(Data items)
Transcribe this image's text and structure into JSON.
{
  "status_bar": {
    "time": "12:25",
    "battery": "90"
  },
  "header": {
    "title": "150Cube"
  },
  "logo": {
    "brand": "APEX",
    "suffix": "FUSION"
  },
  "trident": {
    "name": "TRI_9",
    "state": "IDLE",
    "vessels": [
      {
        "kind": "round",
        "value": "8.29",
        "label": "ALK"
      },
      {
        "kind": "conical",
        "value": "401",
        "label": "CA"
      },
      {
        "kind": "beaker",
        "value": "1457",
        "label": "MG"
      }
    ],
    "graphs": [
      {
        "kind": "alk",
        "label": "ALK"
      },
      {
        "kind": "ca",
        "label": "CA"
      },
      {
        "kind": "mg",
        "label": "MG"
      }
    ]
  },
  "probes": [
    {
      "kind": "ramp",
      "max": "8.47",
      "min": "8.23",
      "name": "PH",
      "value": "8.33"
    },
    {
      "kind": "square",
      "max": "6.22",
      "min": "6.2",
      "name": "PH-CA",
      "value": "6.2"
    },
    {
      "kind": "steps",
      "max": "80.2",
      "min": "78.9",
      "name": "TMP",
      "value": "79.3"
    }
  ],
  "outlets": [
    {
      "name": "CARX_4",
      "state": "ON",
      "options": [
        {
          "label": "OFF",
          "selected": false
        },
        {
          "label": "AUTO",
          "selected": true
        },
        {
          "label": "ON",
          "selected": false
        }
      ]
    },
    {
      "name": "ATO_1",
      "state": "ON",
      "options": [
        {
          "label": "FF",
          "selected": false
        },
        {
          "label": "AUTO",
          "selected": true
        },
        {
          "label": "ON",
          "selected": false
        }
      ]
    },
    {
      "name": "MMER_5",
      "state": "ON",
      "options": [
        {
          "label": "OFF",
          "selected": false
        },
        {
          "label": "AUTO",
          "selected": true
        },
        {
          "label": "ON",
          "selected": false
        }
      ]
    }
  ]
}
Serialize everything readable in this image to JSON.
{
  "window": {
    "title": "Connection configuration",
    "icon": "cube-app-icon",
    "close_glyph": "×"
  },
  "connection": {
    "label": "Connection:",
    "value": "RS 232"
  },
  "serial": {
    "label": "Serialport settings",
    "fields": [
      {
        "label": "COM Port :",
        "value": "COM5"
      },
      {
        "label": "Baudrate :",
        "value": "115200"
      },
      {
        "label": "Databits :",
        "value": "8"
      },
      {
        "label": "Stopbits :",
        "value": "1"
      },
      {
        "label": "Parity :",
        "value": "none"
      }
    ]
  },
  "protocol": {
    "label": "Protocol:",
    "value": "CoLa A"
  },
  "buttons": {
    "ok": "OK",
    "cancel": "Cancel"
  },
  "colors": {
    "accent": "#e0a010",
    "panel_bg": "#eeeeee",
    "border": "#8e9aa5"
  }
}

GIVEN INSTRUCTION: Output every entry shown above, exactly.

RESPONSE FOR THIS EXERCISE:
Transcribe this image's text and structure into JSON.
{
  "status_bar": {
    "time": "12:25",
    "battery": "90"
  },
  "header": {
    "title": "150Cube"
  },
  "logo": {
    "brand": "APEX",
    "suffix": "FUSION"
  },
  "trident": {
    "name": "TRI_9",
    "state": "IDLE",
    "vessels": [
      {
        "kind": "round",
        "value": "8.29",
        "label": "ALK"
      },
      {
        "kind": "conical",
        "value": "401",
        "label": "CA"
      },
      {
        "kind": "beaker",
        "value": "1457",
        "label": "MG"
      }
    ],
    "graphs": [
      {
        "kind": "alk",
        "label": "ALK"
      },
      {
        "kind": "ca",
        "label": "CA"
      },
      {
        "kind": "mg",
        "label": "MG"
      }
    ]
  },
  "probes": [
    {
      "kind": "ramp",
      "max": "8.47",
      "min": "8.23",
      "name": "PH",
      "value": "8.33"
    },
    {
      "kind": "square",
      "max": "6.22",
      "min": "6.2",
      "name": "PH-CA",
      "value": "6.2"
    },
    {
      "kind": "steps",
      "max": "80.2",
      "min": "78.9",
      "name": "TMP",
      "value": "79.3"
    }
  ],
  "outlets": [
    {
      "name": "CARX_4",
      "state": "ON",
      "options": [
        {
          "label": "OFF",
          "selected": false
        },
        {
          "label": "AUTO",
          "selected": true
        },
        {
          "label": "ON",
          "selected": false
        }
      ]
    },
    {
      "name": "ATO_1",
      "state": "ON",
      "options": [
        {
          "label": "FF",
          "selected": false
        },
        {
          "label": "AUTO",
          "selected": true
        },
        {
          "label": "ON",
          "selected": false
        }
      ]
    },
    {
      "name": "MMER_5",
      "state": "ON",
      "options": [
        {
          "label": "OFF",
          "selected": false
        },
        {
          "label": "AUTO",
          "selected": true
        },
        {
          "label": "ON",
          "selected": false
        }
      ]
    }
  ]
}
Serialize everything readable in this image to JSON.
{
  "window": {
    "title": "Connection configuration",
    "icon": "cube-app-icon",
    "close_glyph": "×"
  },
  "connection": {
    "label": "Connection:",
    "value": "RS 232"
  },
  "serial": {
    "label": "Serialport settings",
    "fields": [
      {
        "label": "COM Port :",
        "value": "COM5"
      },
      {
        "label": "Baudrate :",
        "value": "115200"
      },
      {
        "label": "Databits :",
        "value": "8"
      },
      {
        "label": "Stopbits :",
        "value": "1"
      },
      {
        "label": "Parity :",
        "value": "none"
      }
    ]
  },
  "protocol": {
    "label": "Protocol:",
    "value": "CoLa A"
  },
  "buttons": {
    "ok": "OK",
    "cancel": "Cancel"
  },
  "colors": {
    "accent": "#e0a010",
    "panel_bg": "#eeeeee",
    "border": "#8e9aa5"
  }
}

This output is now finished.